## [Extracted text]
>>>

The plugin can add both sitemaps to robots.txt automatically but only if you let WordPress itself handle robots.txt requests. This means (1) that you need to remove the static robots.txt file from your site root and (2) there are no htaccess (or nginx) rules that prevent any robots.txt requests from reaching index.php (which should be the case on default installations)
What I suggest is:
1. rename your static robots.txt file to robots.bak
2. visit your site’s /robots.txt in your browser to see if you get a valid response.
If you get a 404 page response or error, your easiest option is to just rename robots.bak to robots.txt again and add the two sitemaps manually:
Sitemap: https://example.com/sitemap.xml
Sitemap: https://example.com/sitemap-news.xml
(convert https://example.com to match your site domain and protocol)

<<<

## [Activity list]
(1) In the robots.txt instructions, reproduce everything from "The plugin can" down to "on default installations)" without any changes.
(2) Carry the robots.txt instructions forward from their final line.

[Page segmentation data]
>>>

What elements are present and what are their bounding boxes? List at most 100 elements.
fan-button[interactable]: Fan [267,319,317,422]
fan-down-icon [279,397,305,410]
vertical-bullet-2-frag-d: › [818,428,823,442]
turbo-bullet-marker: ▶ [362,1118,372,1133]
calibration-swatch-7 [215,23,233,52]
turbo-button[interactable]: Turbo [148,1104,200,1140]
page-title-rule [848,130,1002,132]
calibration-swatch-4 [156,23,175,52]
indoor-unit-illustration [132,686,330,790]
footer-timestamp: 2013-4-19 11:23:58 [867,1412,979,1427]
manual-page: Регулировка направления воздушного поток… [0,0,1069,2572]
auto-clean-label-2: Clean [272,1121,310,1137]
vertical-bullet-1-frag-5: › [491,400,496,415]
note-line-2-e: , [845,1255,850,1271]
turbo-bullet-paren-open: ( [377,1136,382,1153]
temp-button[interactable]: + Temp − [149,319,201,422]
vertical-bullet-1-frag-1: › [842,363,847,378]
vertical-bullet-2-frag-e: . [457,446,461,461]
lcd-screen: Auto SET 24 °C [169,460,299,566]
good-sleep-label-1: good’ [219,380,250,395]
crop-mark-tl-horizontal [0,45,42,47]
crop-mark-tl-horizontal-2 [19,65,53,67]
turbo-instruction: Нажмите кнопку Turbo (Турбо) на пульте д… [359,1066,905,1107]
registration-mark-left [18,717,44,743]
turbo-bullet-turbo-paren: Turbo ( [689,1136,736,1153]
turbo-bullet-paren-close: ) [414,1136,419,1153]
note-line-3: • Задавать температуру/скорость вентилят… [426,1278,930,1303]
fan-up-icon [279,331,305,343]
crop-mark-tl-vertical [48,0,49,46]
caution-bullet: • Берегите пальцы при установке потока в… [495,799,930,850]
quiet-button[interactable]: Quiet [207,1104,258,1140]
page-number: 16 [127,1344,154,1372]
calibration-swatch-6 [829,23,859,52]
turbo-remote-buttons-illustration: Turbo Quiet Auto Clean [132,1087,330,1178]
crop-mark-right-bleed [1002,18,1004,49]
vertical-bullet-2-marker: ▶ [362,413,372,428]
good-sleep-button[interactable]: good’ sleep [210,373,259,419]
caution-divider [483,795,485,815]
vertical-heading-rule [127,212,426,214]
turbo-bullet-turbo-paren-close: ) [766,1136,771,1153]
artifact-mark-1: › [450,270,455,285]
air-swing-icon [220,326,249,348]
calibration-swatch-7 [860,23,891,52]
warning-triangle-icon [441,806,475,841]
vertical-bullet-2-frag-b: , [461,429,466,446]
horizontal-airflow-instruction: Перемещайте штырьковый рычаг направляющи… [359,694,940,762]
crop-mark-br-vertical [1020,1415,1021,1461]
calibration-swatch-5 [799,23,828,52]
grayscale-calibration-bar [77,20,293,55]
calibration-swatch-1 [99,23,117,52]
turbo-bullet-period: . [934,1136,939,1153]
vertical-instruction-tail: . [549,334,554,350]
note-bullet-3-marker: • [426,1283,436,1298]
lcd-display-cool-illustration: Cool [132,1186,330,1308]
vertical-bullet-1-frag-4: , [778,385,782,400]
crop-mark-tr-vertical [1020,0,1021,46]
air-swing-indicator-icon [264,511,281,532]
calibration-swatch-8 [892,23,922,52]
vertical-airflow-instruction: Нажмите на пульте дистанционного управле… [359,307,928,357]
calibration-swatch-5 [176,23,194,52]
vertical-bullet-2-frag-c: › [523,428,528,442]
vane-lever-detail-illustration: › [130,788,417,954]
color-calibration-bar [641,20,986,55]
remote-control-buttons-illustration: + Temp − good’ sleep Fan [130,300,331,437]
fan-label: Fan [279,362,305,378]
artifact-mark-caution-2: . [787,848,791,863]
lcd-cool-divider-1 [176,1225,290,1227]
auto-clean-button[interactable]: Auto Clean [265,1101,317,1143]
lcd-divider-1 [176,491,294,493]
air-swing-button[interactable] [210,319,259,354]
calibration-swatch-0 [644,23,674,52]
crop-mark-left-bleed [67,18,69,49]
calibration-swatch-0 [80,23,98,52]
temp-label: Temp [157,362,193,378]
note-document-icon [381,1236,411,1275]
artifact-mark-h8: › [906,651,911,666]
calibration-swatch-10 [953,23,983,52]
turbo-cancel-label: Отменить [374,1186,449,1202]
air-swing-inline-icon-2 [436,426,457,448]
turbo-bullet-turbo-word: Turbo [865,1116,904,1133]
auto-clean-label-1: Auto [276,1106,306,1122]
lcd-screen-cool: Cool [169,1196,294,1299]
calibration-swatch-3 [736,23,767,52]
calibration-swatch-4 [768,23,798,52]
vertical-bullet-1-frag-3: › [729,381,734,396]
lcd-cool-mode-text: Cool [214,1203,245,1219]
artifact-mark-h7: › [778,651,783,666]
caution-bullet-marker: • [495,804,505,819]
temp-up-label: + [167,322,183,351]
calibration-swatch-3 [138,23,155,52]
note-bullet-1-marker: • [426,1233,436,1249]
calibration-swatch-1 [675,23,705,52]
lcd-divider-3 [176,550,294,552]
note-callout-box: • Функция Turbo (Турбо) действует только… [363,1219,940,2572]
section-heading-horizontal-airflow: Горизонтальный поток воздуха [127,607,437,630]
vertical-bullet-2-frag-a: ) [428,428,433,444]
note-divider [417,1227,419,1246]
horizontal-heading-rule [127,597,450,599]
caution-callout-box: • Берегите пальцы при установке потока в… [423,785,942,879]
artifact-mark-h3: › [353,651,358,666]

<<<

## [Answers to the exercises]
(1)
The plugin can add both sitemaps to robots.txt automatically but only if you let WordPress itself handle robots.txt requests. This means (1) that you need to remove the static robots.txt file from your site root and (2) there are no htaccess (or nginx) rules that prevent any robots.txt requests from reaching index.php (which should be the case on default installations)

(2)
But if all is well, your browser should show the default WordPress generated robots.txt with the sitemaps added by the plugin:
# XML Sitemap & Google News version 5.2.7 - https://status301.net/wordpress-plugins/xml-sitemap-feed/
Sitemap: https://demo.status301.net/sitemap.xml
Sitemap: https://demo.status301.net/sitemap-news.xml
User-agent: *
Disallow: /wp-admin/
Allow: /wp-admin/admin-ajax.php
Next, you can open your old robots.bak file and copy all custom rules that you wish to add to the new robots.txt (not a real file!) by going to Settings > Reading in your WordPress admin, and pasting your custom rules in the field Additional robots.txt rules.
Attention: these custom rules will be automatically appended to the robots.txt response, below the default rules. You may need to modify them to make sense in that context!